Set down each entry from the block beneath, exactly as written.

(Stored data)
□ □ □

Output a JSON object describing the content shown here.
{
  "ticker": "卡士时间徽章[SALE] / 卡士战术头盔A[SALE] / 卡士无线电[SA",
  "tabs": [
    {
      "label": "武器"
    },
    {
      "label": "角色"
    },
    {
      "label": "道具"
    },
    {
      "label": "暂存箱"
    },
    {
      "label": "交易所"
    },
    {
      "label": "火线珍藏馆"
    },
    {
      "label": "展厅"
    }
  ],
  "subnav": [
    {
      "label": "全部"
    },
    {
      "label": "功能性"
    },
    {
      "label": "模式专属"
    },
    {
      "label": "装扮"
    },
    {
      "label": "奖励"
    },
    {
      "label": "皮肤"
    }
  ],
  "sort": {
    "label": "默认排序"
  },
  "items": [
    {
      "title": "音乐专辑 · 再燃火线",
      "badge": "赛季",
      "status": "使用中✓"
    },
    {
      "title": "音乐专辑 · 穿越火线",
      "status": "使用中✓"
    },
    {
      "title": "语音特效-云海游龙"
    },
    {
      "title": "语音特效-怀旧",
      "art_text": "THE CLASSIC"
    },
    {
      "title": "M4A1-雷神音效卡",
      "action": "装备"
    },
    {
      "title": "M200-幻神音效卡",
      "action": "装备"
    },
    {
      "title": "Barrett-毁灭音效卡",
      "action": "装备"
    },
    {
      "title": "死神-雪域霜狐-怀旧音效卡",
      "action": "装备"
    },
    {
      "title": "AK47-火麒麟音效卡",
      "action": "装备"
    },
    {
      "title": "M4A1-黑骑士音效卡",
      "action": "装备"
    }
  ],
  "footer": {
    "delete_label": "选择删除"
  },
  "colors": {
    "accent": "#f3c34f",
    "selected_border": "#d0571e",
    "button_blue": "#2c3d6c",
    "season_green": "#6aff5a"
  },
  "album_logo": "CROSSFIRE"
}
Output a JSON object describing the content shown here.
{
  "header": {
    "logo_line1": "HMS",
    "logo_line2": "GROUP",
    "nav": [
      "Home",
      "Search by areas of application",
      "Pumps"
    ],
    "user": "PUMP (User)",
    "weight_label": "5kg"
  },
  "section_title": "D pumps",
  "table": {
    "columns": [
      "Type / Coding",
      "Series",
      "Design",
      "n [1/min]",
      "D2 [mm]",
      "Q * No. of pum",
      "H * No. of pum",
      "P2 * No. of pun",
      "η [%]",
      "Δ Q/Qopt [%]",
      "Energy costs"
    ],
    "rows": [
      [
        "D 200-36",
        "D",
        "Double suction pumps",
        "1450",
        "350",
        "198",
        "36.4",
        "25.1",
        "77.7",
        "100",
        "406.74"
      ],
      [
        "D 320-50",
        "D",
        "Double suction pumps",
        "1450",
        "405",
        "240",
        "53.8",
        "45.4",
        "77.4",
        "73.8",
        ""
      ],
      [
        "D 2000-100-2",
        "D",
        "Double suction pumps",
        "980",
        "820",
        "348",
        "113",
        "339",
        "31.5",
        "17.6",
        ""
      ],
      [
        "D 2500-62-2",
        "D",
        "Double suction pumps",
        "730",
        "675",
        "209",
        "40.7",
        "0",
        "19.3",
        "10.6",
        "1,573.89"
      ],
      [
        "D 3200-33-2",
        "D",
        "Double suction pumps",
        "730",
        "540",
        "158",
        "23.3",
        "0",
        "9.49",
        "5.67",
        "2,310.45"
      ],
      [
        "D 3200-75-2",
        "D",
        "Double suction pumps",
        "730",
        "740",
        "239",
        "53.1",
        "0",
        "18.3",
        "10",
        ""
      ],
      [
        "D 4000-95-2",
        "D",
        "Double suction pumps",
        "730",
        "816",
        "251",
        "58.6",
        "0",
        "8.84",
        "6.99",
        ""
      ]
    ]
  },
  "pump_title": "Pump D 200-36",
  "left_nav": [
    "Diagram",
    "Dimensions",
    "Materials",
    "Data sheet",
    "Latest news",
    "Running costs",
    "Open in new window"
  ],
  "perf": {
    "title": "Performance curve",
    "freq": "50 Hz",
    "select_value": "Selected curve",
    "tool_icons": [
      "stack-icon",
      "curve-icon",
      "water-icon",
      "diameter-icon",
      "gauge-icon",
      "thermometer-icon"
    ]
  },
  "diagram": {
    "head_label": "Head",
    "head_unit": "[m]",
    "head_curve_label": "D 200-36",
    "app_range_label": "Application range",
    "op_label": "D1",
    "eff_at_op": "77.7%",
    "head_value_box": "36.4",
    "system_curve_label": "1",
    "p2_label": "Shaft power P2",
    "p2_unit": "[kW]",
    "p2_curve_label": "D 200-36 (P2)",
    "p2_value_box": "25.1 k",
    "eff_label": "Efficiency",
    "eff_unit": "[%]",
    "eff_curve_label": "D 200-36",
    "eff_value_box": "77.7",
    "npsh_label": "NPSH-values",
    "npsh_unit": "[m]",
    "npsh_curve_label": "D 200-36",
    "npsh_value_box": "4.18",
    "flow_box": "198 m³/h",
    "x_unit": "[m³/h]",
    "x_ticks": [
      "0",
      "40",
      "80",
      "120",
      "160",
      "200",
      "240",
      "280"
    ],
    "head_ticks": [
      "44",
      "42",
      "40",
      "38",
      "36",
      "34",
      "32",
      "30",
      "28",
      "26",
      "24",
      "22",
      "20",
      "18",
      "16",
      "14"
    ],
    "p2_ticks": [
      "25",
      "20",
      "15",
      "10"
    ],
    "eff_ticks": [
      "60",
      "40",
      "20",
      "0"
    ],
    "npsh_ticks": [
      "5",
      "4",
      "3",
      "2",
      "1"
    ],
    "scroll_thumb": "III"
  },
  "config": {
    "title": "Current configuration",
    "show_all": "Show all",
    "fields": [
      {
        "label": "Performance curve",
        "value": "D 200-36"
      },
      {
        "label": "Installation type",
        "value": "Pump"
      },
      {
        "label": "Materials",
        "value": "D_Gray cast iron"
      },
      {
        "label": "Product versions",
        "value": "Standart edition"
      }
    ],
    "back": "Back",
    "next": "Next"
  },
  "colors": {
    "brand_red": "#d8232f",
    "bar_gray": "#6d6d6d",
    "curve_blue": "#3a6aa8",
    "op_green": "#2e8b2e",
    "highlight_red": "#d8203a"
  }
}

□ □ □

* _The answer_:
Output a JSON object describing the content shown here.
{
  "ticker": "卡士时间徽章[SALE] / 卡士战术头盔A[SALE] / 卡士无线电[SA",
  "tabs": [
    {
      "label": "武器"
    },
    {
      "label": "角色"
    },
    {
      "label": "道具"
    },
    {
      "label": "暂存箱"
    },
    {
      "label": "交易所"
    },
    {
      "label": "火线珍藏馆"
    },
    {
      "label": "展厅"
    }
  ],
  "subnav": [
    {
      "label": "全部"
    },
    {
      "label": "功能性"
    },
    {
      "label": "模式专属"
    },
    {
      "label": "装扮"
    },
    {
      "label": "奖励"
    },
    {
      "label": "皮肤"
    }
  ],
  "sort": {
    "label": "默认排序"
  },
  "items": [
    {
      "title": "音乐专辑 · 再燃火线",
      "badge": "赛季",
      "status": "使用中✓"
    },
    {
      "title": "音乐专辑 · 穿越火线",
      "status": "使用中✓"
    },
    {
      "title": "语音特效-云海游龙"
    },
    {
      "title": "语音特效-怀旧",
      "art_text": "THE CLASSIC"
    },
    {
      "title": "M4A1-雷神音效卡",
      "action": "装备"
    },
    {
      "title": "M200-幻神音效卡",
      "action": "装备"
    },
    {
      "title": "Barrett-毁灭音效卡",
      "action": "装备"
    },
    {
      "title": "死神-雪域霜狐-怀旧音效卡",
      "action": "装备"
    },
    {
      "title": "AK47-火麒麟音效卡",
      "action": "装备"
    },
    {
      "title": "M4A1-黑骑士音效卡",
      "action": "装备"
    }
  ],
  "footer": {
    "delete_label": "选择删除"
  },
  "colors": {
    "accent": "#f3c34f",
    "selected_border": "#d0571e",
    "button_blue": "#2c3d6c",
    "season_green": "#6aff5a"
  },
  "album_logo": "CROSSFIRE"
}
Output a JSON object describing the content shown here.
{
  "header": {
    "logo_line1": "HMS",
    "logo_line2": "GROUP",
    "nav": [
      "Home",
      "Search by areas of application",
      "Pumps"
    ],
    "user": "PUMP (User)",
    "weight_label": "5kg"
  },
  "section_title": "D pumps",
  "table": {
    "columns": [
      "Type / Coding",
      "Series",
      "Design",
      "n [1/min]",
      "D2 [mm]",
      "Q * No. of pum",
      "H * No. of pum",
      "P2 * No. of pun",
      "η [%]",
      "Δ Q/Qopt [%]",
      "Energy costs"
    ],
    "rows": [
      [
        "D 200-36",
        "D",
        "Double suction pumps",
        "1450",
        "350",
        "198",
        "36.4",
        "25.1",
        "77.7",
        "100",
        "406.74"
      ],
      [
        "D 320-50",
        "D",
        "Double suction pumps",
        "1450",
        "405",
        "240",
        "53.8",
        "45.4",
        "77.4",
        "73.8",
        ""
      ],
      [
        "D 2000-100-2",
        "D",
        "Double suction pumps",
        "980",
        "820",
        "348",
        "113",
        "339",
        "31.5",
        "17.6",
        ""
      ],
      [
        "D 2500-62-2",
        "D",
        "Double suction pumps",
        "730",
        "675",
        "209",
        "40.7",
        "0",
        "19.3",
        "10.6",
        "1,573.89"
      ],
      [
        "D 3200-33-2",
        "D",
        "Double suction pumps",
        "730",
        "540",
        "158",
        "23.3",
        "0",
        "9.49",
        "5.67",
        "2,310.45"
      ],
      [
        "D 3200-75-2",
        "D",
        "Double suction pumps",
        "730",
        "740",
        "239",
        "53.1",
        "0",
        "18.3",
        "10",
        ""
      ],
      [
        "D 4000-95-2",
        "D",
        "Double suction pumps",
        "730",
        "816",
        "251",
        "58.6",
        "0",
        "8.84",
        "6.99",
        ""
      ]
    ]
  },
  "pump_title": "Pump D 200-36",
  "left_nav": [
    "Diagram",
    "Dimensions",
    "Materials",
    "Data sheet",
    "Latest news",
    "Running costs",
    "Open in new window"
  ],
  "perf": {
    "title": "Performance curve",
    "freq": "50 Hz",
    "select_value": "Selected curve",
    "tool_icons": [
      "stack-icon",
      "curve-icon",
      "water-icon",
      "diameter-icon",
      "gauge-icon",
      "thermometer-icon"
    ]
  },
  "diagram": {
    "head_label": "Head",
    "head_unit": "[m]",
    "head_curve_label": "D 200-36",
    "app_range_label": "Application range",
    "op_label": "D1",
    "eff_at_op": "77.7%",
    "head_value_box": "36.4",
    "system_curve_label": "1",
    "p2_label": "Shaft power P2",
    "p2_unit": "[kW]",
    "p2_curve_label": "D 200-36 (P2)",
    "p2_value_box": "25.1 k",
    "eff_label": "Efficiency",
    "eff_unit": "[%]",
    "eff_curve_label": "D 200-36",
    "eff_value_box": "77.7",
    "npsh_label": "NPSH-values",
    "npsh_unit": "[m]",
    "npsh_curve_label": "D 200-36",
    "npsh_value_box": "4.18",
    "flow_box": "198 m³/h",
    "x_unit": "[m³/h]",
    "x_ticks": [
      "0",
      "40",
      "80",
      "120",
      "160",
      "200",
      "240",
      "280"
    ],
    "head_ticks": [
      "44",
      "42",
      "40",
      "38",
      "36",
      "34",
      "32",
      "30",
      "28",
      "26",
      "24",
      "22",
      "20",
      "18",
      "16",
      "14"
    ],
    "p2_ticks": [
      "25",
      "20",
      "15",
      "10"
    ],
    "eff_ticks": [
      "60",
      "40",
      "20",
      "0"
    ],
    "npsh_ticks": [
      "5",
      "4",
      "3",
      "2",
      "1"
    ],
    "scroll_thumb": "III"
  },
  "config": {
    "title": "Current configuration",
    "show_all": "Show all",
    "fields": [
      {
        "label": "Performance curve",
        "value": "D 200-36"
      },
      {
        "label": "Installation type",
        "value": "Pump"
      },
      {
        "label": "Materials",
        "value": "D_Gray cast iron"
      },
      {
        "label": "Product versions",
        "value": "Standart edition"
      }
    ],
    "back": "Back",
    "next": "Next"
  },
  "colors": {
    "brand_red": "#d8232f",
    "bar_gray": "#6d6d6d",
    "curve_blue": "#3a6aa8",
    "op_green": "#2e8b2e",
    "highlight_red": "#d8203a"
  }
}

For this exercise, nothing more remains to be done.